[Collected data]
···
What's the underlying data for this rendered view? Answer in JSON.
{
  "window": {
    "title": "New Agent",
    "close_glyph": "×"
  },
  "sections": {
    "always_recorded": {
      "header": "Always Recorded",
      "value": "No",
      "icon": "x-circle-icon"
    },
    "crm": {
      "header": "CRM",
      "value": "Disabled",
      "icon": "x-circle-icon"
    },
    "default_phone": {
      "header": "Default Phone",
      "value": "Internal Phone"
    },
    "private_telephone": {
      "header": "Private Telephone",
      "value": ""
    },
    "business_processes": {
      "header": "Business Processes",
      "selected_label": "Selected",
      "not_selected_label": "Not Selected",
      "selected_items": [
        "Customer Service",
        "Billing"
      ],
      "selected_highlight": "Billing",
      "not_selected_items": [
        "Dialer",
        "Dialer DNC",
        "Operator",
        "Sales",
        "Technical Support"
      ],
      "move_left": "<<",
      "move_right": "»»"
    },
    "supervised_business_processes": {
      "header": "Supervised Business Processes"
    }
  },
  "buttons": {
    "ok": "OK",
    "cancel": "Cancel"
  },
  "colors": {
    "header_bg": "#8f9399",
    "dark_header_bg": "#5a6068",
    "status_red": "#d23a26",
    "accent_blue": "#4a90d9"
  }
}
···
# TASK TO COMPLETE:
Each entry above needs to be retyped exactly.

# REPLY:
What's the underlying data for this rendered view? Answer in JSON.
{
  "window": {
    "title": "New Agent",
    "close_glyph": "×"
  },
  "sections": {
    "always_recorded": {
      "header": "Always Recorded",
      "value": "No",
      "icon": "x-circle-icon"
    },
    "crm": {
      "header": "CRM",
      "value": "Disabled",
      "icon": "x-circle-icon"
    },
    "default_phone": {
      "header": "Default Phone",
      "value": "Internal Phone"
    },
    "private_telephone": {
      "header": "Private Telephone",
      "value": ""
    },
    "business_processes": {
      "header": "Business Processes",
      "selected_label": "Selected",
      "not_selected_label": "Not Selected",
      "selected_items": [
        "Customer Service",
        "Billing"
      ],
      "selected_highlight": "Billing",
      "not_selected_items": [
        "Dialer",
        "Dialer DNC",
        "Operator",
        "Sales",
        "Technical Support"
      ],
      "move_left": "<<",
      "move_right": "»»"
    },
    "supervised_business_processes": {
      "header": "Supervised Business Processes"
    }
  },
  "buttons": {
    "ok": "OK",
    "cancel": "Cancel"
  },
  "colors": {
    "header_bg": "#8f9399",
    "dark_header_bg": "#5a6068",
    "status_red": "#d23a26",
    "accent_blue": "#4a90d9"
  }
}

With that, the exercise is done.